## Passage
+--
By running for election to the democratically-elected parliament of the Jewish people, the World Zionist Congress, and working year-round through these four so-called "national institutions" of the Jewish people founded by Herzl and the Zionist movement, the MERCAZ movement advocates for full equality for Masorti/Conservative Judaism and works to advance the Movement's values and interests in Israel. This includes recognition of Conservative and Reform conversions, equal funding for Masorti/Conservative institutions, protecting the Law of Return, promoting religious pluralism, and supporting the implementation of the Western Wall compromise agreement that would allow all streams to practice freely at Judaism's holiest site.
"Mercaz" is the Hebrew word for "center", whilst "Olami" means "worldwide" or "global".

==Leadership and Organization==
Since 2020, Mercaz Olami has five representatives in the National Institutions: Dr. Yizhar Hess, has served as Vice Chairman of the World Zionist Organization, on the Board of Directors of JNF, and as a member of the Jewish Agency Executive. Rabbi Mauricio Balter serves as a member of the Executive of the World Zionist Organization, and on the board of directors of Keren Hayesod, Tammy Gottlieb serves as members of the Executive of the World Zionist Organization. Emily Levy Shochat and Gadi Perl serve on the Board of Directors of KKL. Mercaz has affiliates in 15 countries that represent Masorti/Conservative Jews in their respective countries' Zionist federations. In the United States, Mercaz's affiliate is Mercaz USA.

The current President of Mercaz is Alan Silverstein, a Masorti/Conservative Rabbi, and member of Congregation Agudath Israel in New Jersey. He succeeded Stephen Wolnek in 2016.

The current executive director is Mauricio Balter, the executive director of Masorti Olami. Prior to this, it was Rabbi Tzvi Graetz.
+--
## Document layout analysis data
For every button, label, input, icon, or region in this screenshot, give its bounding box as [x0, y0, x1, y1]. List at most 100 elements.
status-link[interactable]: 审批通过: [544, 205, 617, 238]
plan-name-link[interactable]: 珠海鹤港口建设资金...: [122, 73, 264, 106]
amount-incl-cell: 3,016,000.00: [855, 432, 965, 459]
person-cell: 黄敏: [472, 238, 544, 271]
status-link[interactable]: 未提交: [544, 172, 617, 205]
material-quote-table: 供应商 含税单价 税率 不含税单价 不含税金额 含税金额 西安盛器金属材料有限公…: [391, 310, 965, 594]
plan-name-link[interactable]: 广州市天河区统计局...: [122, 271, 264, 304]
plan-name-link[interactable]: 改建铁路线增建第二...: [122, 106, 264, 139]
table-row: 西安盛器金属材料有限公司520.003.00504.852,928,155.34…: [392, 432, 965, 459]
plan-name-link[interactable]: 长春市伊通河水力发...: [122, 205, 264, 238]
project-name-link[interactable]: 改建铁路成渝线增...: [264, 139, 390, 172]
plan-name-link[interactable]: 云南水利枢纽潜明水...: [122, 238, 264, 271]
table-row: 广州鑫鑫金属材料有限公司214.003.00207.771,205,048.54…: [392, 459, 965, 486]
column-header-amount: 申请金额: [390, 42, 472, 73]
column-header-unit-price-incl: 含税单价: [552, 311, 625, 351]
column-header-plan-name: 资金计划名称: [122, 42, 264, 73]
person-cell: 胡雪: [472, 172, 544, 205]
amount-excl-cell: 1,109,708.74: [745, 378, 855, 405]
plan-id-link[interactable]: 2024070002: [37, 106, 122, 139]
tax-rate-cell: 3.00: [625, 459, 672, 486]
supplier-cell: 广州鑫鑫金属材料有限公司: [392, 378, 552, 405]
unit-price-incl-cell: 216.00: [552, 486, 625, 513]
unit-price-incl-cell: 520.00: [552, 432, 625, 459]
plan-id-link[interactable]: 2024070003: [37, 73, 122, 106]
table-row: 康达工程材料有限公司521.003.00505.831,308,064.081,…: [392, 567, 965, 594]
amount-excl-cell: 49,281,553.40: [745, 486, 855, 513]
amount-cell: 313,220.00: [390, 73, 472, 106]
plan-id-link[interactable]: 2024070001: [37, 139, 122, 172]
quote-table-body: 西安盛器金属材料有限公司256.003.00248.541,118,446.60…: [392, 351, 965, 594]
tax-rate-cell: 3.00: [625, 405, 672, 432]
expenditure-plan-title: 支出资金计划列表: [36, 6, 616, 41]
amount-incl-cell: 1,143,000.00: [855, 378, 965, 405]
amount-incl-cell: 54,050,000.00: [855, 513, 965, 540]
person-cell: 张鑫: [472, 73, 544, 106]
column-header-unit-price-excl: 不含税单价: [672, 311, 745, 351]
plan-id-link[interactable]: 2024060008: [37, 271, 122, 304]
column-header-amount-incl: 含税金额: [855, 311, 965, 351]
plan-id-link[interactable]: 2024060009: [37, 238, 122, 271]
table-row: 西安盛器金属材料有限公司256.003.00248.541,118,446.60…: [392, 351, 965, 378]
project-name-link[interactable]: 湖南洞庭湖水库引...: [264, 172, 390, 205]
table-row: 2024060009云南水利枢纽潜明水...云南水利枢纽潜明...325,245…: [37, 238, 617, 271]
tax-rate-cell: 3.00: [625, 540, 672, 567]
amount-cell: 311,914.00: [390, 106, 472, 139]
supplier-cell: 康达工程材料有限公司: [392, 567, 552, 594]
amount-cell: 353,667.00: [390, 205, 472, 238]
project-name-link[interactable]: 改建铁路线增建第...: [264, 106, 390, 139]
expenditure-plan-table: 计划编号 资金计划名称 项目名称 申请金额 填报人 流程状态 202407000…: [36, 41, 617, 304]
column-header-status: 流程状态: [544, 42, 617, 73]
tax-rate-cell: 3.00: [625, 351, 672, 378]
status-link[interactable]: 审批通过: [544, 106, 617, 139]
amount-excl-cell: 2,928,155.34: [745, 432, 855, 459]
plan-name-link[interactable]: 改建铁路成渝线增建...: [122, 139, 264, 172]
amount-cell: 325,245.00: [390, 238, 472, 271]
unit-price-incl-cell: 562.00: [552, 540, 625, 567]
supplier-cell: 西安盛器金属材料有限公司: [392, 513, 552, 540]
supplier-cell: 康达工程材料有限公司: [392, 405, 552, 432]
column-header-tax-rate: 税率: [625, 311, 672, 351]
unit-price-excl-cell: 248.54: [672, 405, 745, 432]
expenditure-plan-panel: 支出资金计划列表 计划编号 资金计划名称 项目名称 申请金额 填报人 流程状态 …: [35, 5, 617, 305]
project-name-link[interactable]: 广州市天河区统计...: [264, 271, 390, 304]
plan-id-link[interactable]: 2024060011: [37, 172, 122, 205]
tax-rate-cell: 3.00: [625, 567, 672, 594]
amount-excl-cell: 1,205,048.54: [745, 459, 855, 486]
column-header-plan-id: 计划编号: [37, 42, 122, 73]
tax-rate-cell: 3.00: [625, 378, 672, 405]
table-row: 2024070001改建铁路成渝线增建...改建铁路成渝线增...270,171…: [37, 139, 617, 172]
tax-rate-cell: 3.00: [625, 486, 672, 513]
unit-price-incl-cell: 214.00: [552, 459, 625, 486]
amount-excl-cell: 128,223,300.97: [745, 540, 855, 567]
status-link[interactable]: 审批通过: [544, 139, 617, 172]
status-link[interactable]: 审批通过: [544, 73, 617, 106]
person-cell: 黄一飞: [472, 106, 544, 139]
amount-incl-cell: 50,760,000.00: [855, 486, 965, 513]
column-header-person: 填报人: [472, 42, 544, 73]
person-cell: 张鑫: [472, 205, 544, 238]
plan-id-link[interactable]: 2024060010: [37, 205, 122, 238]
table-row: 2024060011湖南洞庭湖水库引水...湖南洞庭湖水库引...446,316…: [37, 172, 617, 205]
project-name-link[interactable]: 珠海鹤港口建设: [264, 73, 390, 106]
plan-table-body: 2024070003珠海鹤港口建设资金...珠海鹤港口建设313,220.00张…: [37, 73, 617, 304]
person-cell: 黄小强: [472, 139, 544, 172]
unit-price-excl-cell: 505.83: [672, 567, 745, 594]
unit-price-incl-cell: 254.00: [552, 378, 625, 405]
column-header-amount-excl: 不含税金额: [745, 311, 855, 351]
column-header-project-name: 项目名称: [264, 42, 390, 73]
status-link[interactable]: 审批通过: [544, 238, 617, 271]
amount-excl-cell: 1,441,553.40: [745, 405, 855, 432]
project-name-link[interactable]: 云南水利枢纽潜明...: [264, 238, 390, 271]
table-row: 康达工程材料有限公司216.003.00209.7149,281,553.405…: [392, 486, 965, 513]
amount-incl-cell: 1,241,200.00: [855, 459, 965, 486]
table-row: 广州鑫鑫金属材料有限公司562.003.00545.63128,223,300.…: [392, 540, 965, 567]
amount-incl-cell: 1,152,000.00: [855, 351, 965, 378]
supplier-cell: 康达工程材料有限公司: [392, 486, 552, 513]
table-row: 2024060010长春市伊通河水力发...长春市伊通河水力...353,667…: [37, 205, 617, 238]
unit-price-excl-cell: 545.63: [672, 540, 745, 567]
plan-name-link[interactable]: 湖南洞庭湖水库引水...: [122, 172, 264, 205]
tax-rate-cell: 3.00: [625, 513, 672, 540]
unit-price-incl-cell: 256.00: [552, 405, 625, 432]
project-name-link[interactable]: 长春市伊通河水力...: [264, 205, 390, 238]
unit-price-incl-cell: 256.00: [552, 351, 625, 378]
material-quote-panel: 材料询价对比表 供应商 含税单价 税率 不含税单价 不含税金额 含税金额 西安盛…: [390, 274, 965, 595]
+--
## Parts of the exercise
[a] Extract the stretch of the passage on Mercaz Olami from "By running for" through "Judaism's holiest site.".
[b] Rewrite the paragraph of the passage on Mercaz Olami that begins "Since 2020, Mercaz Olami has five representatives" as a bulleted list, keeping its main facts.
The data is not required for any of the tasks.

## Exercise answers
[a]
By running for election to the democratically-elected parliament of the Jewish people, the World Zionist Congress, and working year-round through these four so-called "national institutions" of the Jewish people founded by Herzl and the Zionist movement, the MERCAZ movement advocates for full equality for Masorti/Conservative Judaism and works to advance the Movement's values and interests in Israel. This includes recognition of Conservative and Reform conversions, equal funding for Masorti/Conservative institutions, protecting the Law of Return, promoting religious pluralism, and supporting the implementation of the Western Wall compromise agreement that would allow all streams to practice freely at Judaism's holiest site.

[b]
- Since 2020, Mercaz Olami has had five representatives in the National Institutions.
- Dr. Yizhar Hess has served as Vice Chairman of the World Zionist Organization, on the Board of Directors of JNF, and as a member of the Jewish Agency Executive.
- Rabbi Mauricio Balter is a member of the Executive of the World Zionist Organization and sits on the board of directors of Keren Hayesod.
- Tammy Gottlieb is a member of the Executive of the World Zionist Organization.
- Emily Levy Shochat and Gadi Perl serve on the Board of Directors of KKL.
- Mercaz has affiliates in 15 countries that represent Masorti/Conservative Jews in their countries' Zionist federations.
- Its affiliate in the United States is Mercaz USA.